- **EXERCISE INSTRUCTIONS**
Each line of the listing must be transcribed exactly, except for the images, which should be excluded.

─── RECORDS FOR THIS TASK

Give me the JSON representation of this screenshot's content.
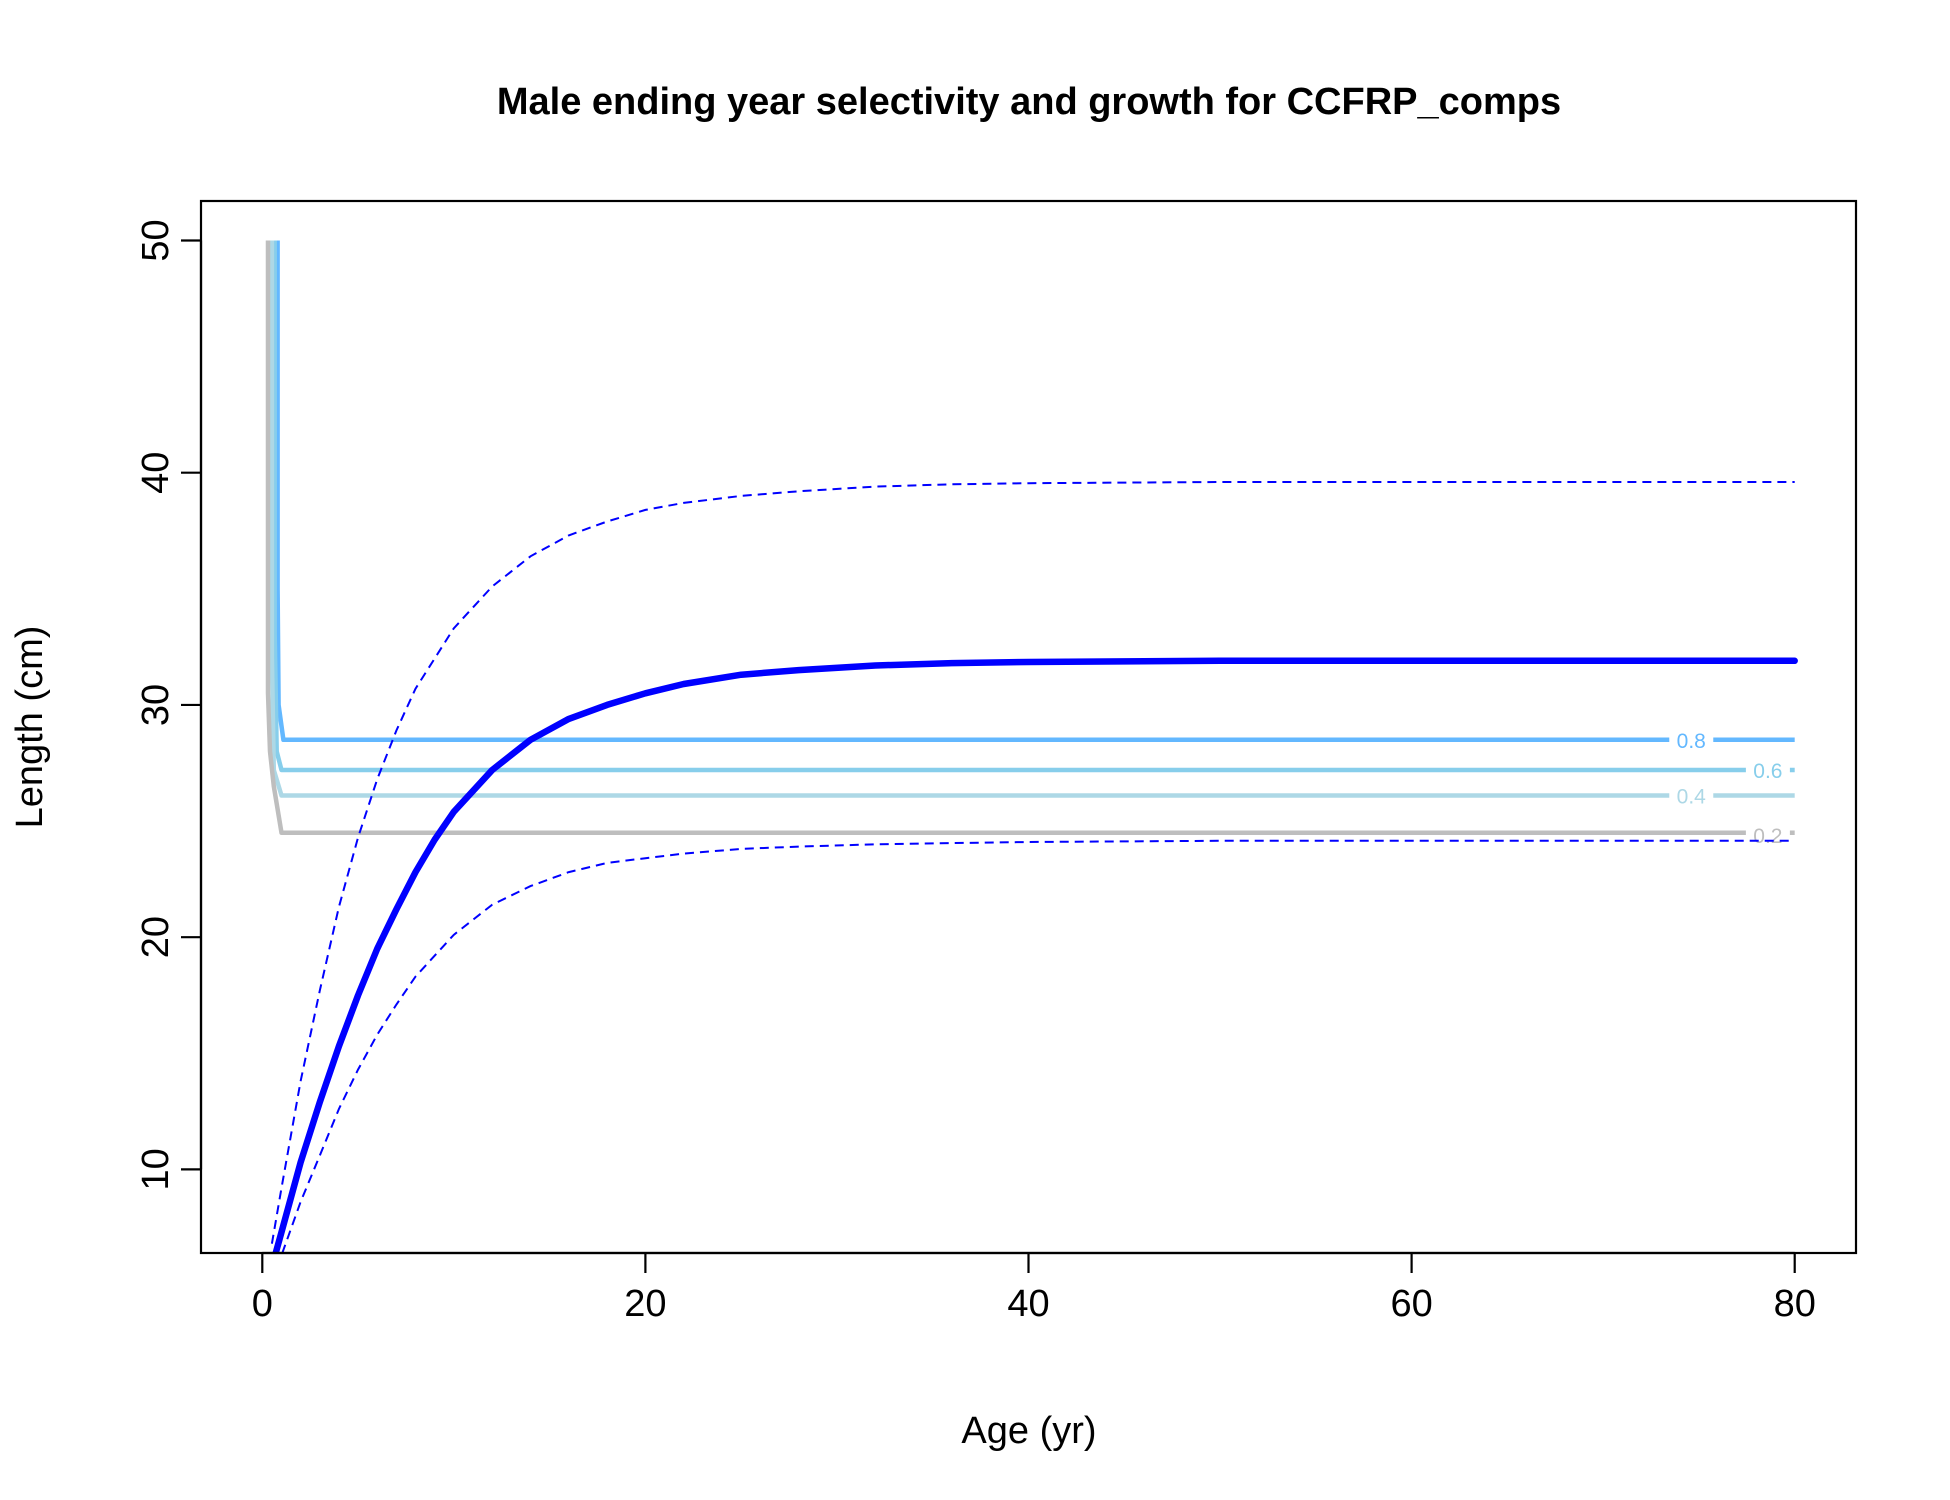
{
  "chart_data": {
    "type": "line",
    "title": "Male ending year selectivity and growth for CCFRP_comps",
    "xlabel": "Age (yr)",
    "ylabel": "Length (cm)",
    "xlim": [
      -3.2,
      83.2
    ],
    "ylim": [
      6.4,
      51.7
    ],
    "xticks": [
      0,
      20,
      40,
      60,
      80
    ],
    "yticks": [
      10,
      20,
      30,
      40,
      50
    ],
    "grid": false,
    "legend": "none",
    "colors": {
      "growth": "#0000ff",
      "sel_0_8": "#63b8ff",
      "sel_0_6": "#87ceeb",
      "sel_0_4": "#add8e6",
      "sel_0_2": "#bebebe"
    },
    "growth_curve": {
      "style": "solid-thick",
      "x": [
        0.5,
        1,
        2,
        3,
        4,
        5,
        6,
        7,
        8,
        9,
        10,
        12,
        14,
        16,
        18,
        20,
        22,
        25,
        28,
        32,
        36,
        40,
        50,
        60,
        70,
        80
      ],
      "y": [
        5.8,
        7.3,
        10.3,
        12.9,
        15.3,
        17.5,
        19.5,
        21.2,
        22.8,
        24.2,
        25.4,
        27.2,
        28.5,
        29.4,
        30.0,
        30.5,
        30.9,
        31.3,
        31.5,
        31.7,
        31.8,
        31.85,
        31.9,
        31.9,
        31.9,
        31.9
      ]
    },
    "upper_interval": {
      "style": "dashed",
      "x": [
        0.5,
        1,
        2,
        3,
        4,
        5,
        6,
        7,
        8,
        10,
        12,
        14,
        16,
        18,
        20,
        22,
        25,
        28,
        32,
        36,
        40,
        50,
        60,
        70,
        80
      ],
      "y": [
        6.8,
        9.2,
        13.8,
        17.7,
        21.3,
        24.3,
        26.8,
        28.9,
        30.7,
        33.3,
        35.1,
        36.4,
        37.3,
        37.9,
        38.4,
        38.7,
        39.0,
        39.2,
        39.4,
        39.5,
        39.55,
        39.6,
        39.6,
        39.6,
        39.6
      ]
    },
    "lower_interval": {
      "style": "dashed",
      "x": [
        0.5,
        1,
        2,
        3,
        4,
        5,
        6,
        7,
        8,
        10,
        12,
        14,
        16,
        18,
        20,
        22,
        25,
        28,
        32,
        36,
        40,
        50,
        60,
        70,
        80
      ],
      "y": [
        4.5,
        6.3,
        8.6,
        10.6,
        12.6,
        14.3,
        15.8,
        17.1,
        18.3,
        20.1,
        21.4,
        22.2,
        22.8,
        23.2,
        23.4,
        23.6,
        23.8,
        23.9,
        24.0,
        24.05,
        24.1,
        24.15,
        24.15,
        24.15,
        24.15
      ]
    },
    "selectivity_contours": [
      {
        "label": "0.8",
        "color": "#63b8ff",
        "x": [
          0.8,
          0.8,
          0.85,
          1.1,
          80
        ],
        "y": [
          50,
          35,
          30.0,
          28.5,
          28.5
        ],
        "label_x": 74.6,
        "label_y": 28.5
      },
      {
        "label": "0.6",
        "color": "#87ceeb",
        "x": [
          0.65,
          0.65,
          0.75,
          1.0,
          80
        ],
        "y": [
          50,
          33,
          28.0,
          27.2,
          27.2
        ],
        "label_x": 78.6,
        "label_y": 27.2
      },
      {
        "label": "0.4",
        "color": "#add8e6",
        "x": [
          0.5,
          0.5,
          0.6,
          1.0,
          80
        ],
        "y": [
          50,
          32,
          27.2,
          26.1,
          26.1
        ],
        "label_x": 74.6,
        "label_y": 26.1
      },
      {
        "label": "0.2",
        "color": "#bebebe",
        "x": [
          0.3,
          0.3,
          0.4,
          0.6,
          1.0,
          80
        ],
        "y": [
          50,
          30.5,
          28.0,
          26.5,
          24.5,
          24.5
        ],
        "label_x": 78.6,
        "label_y": 24.4
      }
    ]
  }
}
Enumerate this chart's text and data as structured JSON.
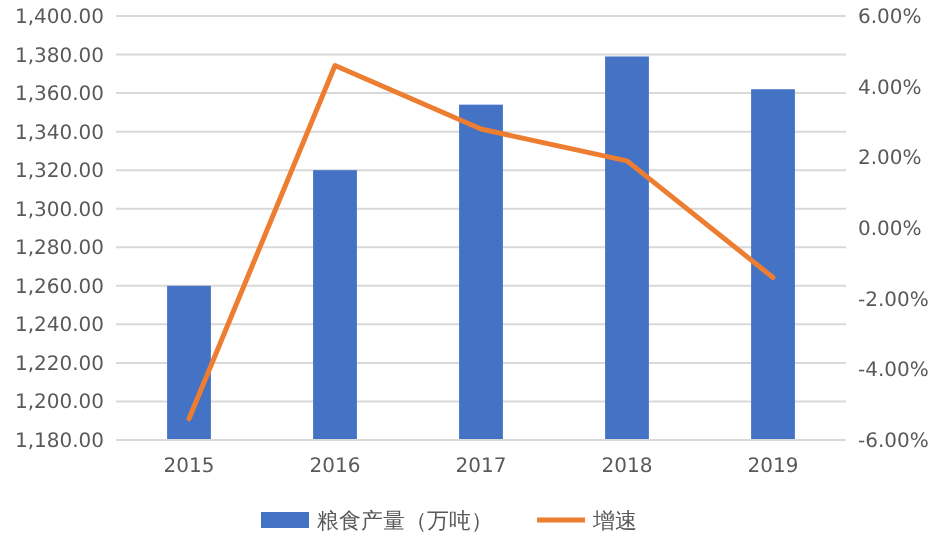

──────

- **RESULT OF THIS EXERCISE**
Give me the JSON representation of this screenshot's content.
{
  "chart_data": {
    "type": "line",
    "title": "Male ending year selectivity and growth for CCFRP_comps",
    "xlabel": "Age (yr)",
    "ylabel": "Length (cm)",
    "xlim": [
      -3.2,
      83.2
    ],
    "ylim": [
      6.4,
      51.7
    ],
    "xticks": [
      0,
      20,
      40,
      60,
      80
    ],
    "yticks": [
      10,
      20,
      30,
      40,
      50
    ],
    "grid": false,
    "legend": "none",
    "colors": {
      "growth": "#0000ff",
      "sel_0_8": "#63b8ff",
      "sel_0_6": "#87ceeb",
      "sel_0_4": "#add8e6",
      "sel_0_2": "#bebebe"
    },
    "growth_curve": {
      "style": "solid-thick",
      "x": [
        0.5,
        1,
        2,
        3,
        4,
        5,
        6,
        7,
        8,
        9,
        10,
        12,
        14,
        16,
        18,
        20,
        22,
        25,
        28,
        32,
        36,
        40,
        50,
        60,
        70,
        80
      ],
      "y": [
        5.8,
        7.3,
        10.3,
        12.9,
        15.3,
        17.5,
        19.5,
        21.2,
        22.8,
        24.2,
        25.4,
        27.2,
        28.5,
        29.4,
        30.0,
        30.5,
        30.9,
        31.3,
        31.5,
        31.7,
        31.8,
        31.85,
        31.9,
        31.9,
        31.9,
        31.9
      ]
    },
    "upper_interval": {
      "style": "dashed",
      "x": [
        0.5,
        1,
        2,
        3,
        4,
        5,
        6,
        7,
        8,
        10,
        12,
        14,
        16,
        18,
        20,
        22,
        25,
        28,
        32,
        36,
        40,
        50,
        60,
        70,
        80
      ],
      "y": [
        6.8,
        9.2,
        13.8,
        17.7,
        21.3,
        24.3,
        26.8,
        28.9,
        30.7,
        33.3,
        35.1,
        36.4,
        37.3,
        37.9,
        38.4,
        38.7,
        39.0,
        39.2,
        39.4,
        39.5,
        39.55,
        39.6,
        39.6,
        39.6,
        39.6
      ]
    },
    "lower_interval": {
      "style": "dashed",
      "x": [
        0.5,
        1,
        2,
        3,
        4,
        5,
        6,
        7,
        8,
        10,
        12,
        14,
        16,
        18,
        20,
        22,
        25,
        28,
        32,
        36,
        40,
        50,
        60,
        70,
        80
      ],
      "y": [
        4.5,
        6.3,
        8.6,
        10.6,
        12.6,
        14.3,
        15.8,
        17.1,
        18.3,
        20.1,
        21.4,
        22.2,
        22.8,
        23.2,
        23.4,
        23.6,
        23.8,
        23.9,
        24.0,
        24.05,
        24.1,
        24.15,
        24.15,
        24.15,
        24.15
      ]
    },
    "selectivity_contours": [
      {
        "label": "0.8",
        "color": "#63b8ff",
        "x": [
          0.8,
          0.8,
          0.85,
          1.1,
          80
        ],
        "y": [
          50,
          35,
          30.0,
          28.5,
          28.5
        ],
        "label_x": 74.6,
        "label_y": 28.5
      },
      {
        "label": "0.6",
        "color": "#87ceeb",
        "x": [
          0.65,
          0.65,
          0.75,
          1.0,
          80
        ],
        "y": [
          50,
          33,
          28.0,
          27.2,
          27.2
        ],
        "label_x": 78.6,
        "label_y": 27.2
      },
      {
        "label": "0.4",
        "color": "#add8e6",
        "x": [
          0.5,
          0.5,
          0.6,
          1.0,
          80
        ],
        "y": [
          50,
          32,
          27.2,
          26.1,
          26.1
        ],
        "label_x": 74.6,
        "label_y": 26.1
      },
      {
        "label": "0.2",
        "color": "#bebebe",
        "x": [
          0.3,
          0.3,
          0.4,
          0.6,
          1.0,
          80
        ],
        "y": [
          50,
          30.5,
          28.0,
          26.5,
          24.5,
          24.5
        ],
        "label_x": 78.6,
        "label_y": 24.4
      }
    ]
  }
}
Enumerate this chart's text and data as structured JSON.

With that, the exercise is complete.